- _COMPLETE THE FOLLOWING_:
**A)** Echo the stretch of the forum thread from "If you look" through "errormode-sub is triggered.", word for word.
**B)** Condense the paragraph of the forum thread that opens "Well, perhaps you should start reading the nmap documentation" into a short bulleted list that keeps its main facts.

EXTRACT Block Start


        I don't know how nmap would be useful here.

        Well, perhaps you should start reading the nmap documentation. nmap can be configured to scan entire net blocks. It can be configured to scan only one or a few selected ports. It can read a list of scan targets from a file. It can be configured to scan by establishing a TCP connection. It can scan in parallel. And it can be configured to do all this at once. And of course, nmap can write a report in various formats, like XML, HTML and plain text. nmap is the wheel you want to reinvent (and much more).

        Alexander

        --
        Today I will gladly share my knowledge and experience, for there are no sweeter words than "I told you so". ;-)
Re: Telnet list of IP and get information stored to a file
by morgon (Priest) on Jul 26, 2010 at 14:02 UTC
    What you get is a warning about an undefined $_.

    If you look closely you see that it complains about the errormode-sub.

    This is triggered because you fail to remove the newlines from the ips you read from the file (after <IPS> $_ contains not "1.2.3.4" but "1.2.3.4\n" - get rid of that with a chomp), so the ip you pass to Net::Telnet is not valid and so the errormode-sub is triggered.

    In this sub $_ is no longer the value you read from the file, probably because Net::Telnet localized $_.

    If you would use a lexical variable (rather than $_), e.g.

    while (my $ip = <IPS>) { chomp $ip; ...

    You could then refer to this $ip variable in your errmode-sub (which would then be a closure).

      Morgon:

      Your advice was good, it helped the code to run without error, that is good. Now since its running i can see the next issue --the successful output isn't going to "telnet.log" . I am still looking at the documentation to check what went wrong and where i need to change.

      Here is the changes i made

      #! /usr/bin/perl -w # run telnet to port xxx # read data use strict; use diagnostics; use Net::Telnet; my $file = 'iplist1.txt' ; #my $command = `/bin/ping` ; open (OUT,'>', "telnet.log"); open (IPS, '<', $file) or die('unable to open the file', $file ); while (my $ip = <IPS>) { chomp $ip; #ping($_) ; #print "$_ " ; my $telnet = Net::Telnet->new(Host=>"$ip", Port=>'xxx', timeout=>4, er +rmode=> (sub { open(OUT, ">>telnet.log"); print "Bad connection - Unable to connect to IP $ip at \r\n" ; print "-------------------\r\n"; next;})); } close OUT ; close IPS ;

        sanju7:

        To make the output go to the "telnet.log" file handle, you need to tell the print statement to use the file handle! For instance, change:

        print "Bad connection.\n";

        to

        print OUT "Bad connection.\n";

        ...roboticus

        A few more things:

        Use lexial filehandles, the 3 argument form of open and check for success, so rather than

        open(OUT, ">>telnet.log");
        Do it like this:

        open my $out, ">>", "telnet.log" or die $!;

        Then "$ip" is a useless interpolation - just use $ip.

        Your "next" in the error-sub is not needed.

EXTRACT Block End
LISTED RECORDS Block Start

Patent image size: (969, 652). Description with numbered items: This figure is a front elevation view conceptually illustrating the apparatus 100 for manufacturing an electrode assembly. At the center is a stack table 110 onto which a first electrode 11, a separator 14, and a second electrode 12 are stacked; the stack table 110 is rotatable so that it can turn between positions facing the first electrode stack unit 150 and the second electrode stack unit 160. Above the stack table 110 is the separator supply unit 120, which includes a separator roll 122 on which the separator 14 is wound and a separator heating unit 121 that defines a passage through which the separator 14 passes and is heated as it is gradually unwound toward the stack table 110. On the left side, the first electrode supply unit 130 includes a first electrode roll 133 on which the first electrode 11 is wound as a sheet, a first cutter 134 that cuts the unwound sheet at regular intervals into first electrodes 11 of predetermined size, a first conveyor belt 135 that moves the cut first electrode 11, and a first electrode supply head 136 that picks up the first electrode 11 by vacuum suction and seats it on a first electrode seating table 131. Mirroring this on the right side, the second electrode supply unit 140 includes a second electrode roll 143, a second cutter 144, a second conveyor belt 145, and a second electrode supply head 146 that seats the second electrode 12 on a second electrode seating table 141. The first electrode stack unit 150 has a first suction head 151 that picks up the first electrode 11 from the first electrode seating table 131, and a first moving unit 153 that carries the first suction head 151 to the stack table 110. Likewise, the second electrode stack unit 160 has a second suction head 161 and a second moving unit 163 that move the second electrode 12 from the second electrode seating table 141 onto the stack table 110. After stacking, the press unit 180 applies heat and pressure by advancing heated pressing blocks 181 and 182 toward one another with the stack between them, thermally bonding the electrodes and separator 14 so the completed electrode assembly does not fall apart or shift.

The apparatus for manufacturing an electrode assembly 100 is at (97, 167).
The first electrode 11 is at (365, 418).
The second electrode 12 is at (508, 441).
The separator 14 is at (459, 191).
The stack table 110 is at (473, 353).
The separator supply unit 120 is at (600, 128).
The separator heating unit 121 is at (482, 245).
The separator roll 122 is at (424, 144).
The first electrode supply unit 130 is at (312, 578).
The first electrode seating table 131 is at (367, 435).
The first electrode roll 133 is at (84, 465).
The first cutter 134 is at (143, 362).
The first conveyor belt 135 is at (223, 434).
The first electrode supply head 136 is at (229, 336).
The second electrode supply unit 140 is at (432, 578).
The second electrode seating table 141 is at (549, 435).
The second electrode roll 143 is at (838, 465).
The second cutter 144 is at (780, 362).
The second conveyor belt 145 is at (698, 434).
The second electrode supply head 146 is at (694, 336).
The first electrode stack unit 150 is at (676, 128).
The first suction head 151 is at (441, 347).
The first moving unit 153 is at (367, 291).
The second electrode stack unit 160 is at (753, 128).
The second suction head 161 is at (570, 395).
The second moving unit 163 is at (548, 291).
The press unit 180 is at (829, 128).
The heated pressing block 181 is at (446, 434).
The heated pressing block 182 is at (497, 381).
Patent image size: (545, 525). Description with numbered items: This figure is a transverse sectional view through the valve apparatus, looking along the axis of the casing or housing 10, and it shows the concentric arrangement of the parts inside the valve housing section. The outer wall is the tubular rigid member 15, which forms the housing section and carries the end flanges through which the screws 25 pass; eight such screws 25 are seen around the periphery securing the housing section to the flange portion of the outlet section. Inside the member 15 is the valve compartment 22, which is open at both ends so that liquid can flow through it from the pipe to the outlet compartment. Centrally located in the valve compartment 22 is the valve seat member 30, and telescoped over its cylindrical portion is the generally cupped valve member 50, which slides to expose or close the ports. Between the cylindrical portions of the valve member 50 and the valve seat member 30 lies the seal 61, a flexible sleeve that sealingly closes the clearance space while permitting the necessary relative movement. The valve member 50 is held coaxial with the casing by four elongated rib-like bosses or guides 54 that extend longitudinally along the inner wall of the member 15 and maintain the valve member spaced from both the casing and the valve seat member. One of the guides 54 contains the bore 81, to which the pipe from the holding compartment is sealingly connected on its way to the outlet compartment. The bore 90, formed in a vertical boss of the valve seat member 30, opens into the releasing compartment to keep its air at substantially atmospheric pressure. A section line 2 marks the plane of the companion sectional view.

LISTED RECORDS Block End

- _EXERCISE RESPONSES_:
**A)**
If you look closely you see that it complains about the errormode-sub.

    This is triggered because you fail to remove the newlines from the ips you read from the file (after <IPS> $_ contains not "1.2.3.4" but "1.2.3.4\n" - get rid of that with a chomp), so the ip you pass to Net::Telnet is not valid and so the errormode-sub is triggered.

**B)**
- Start by reading the nmap documentation.
- nmap can:
  - scan entire net blocks
  - scan only one or a few selected ports
  - read a list of scan targets from a file
  - scan by establishing a TCP connection
  - scan in parallel
  - do all of this at once
  - write reports in formats such as XML, HTML and plain text
- nmap is the wheel you want to reinvent, and much more.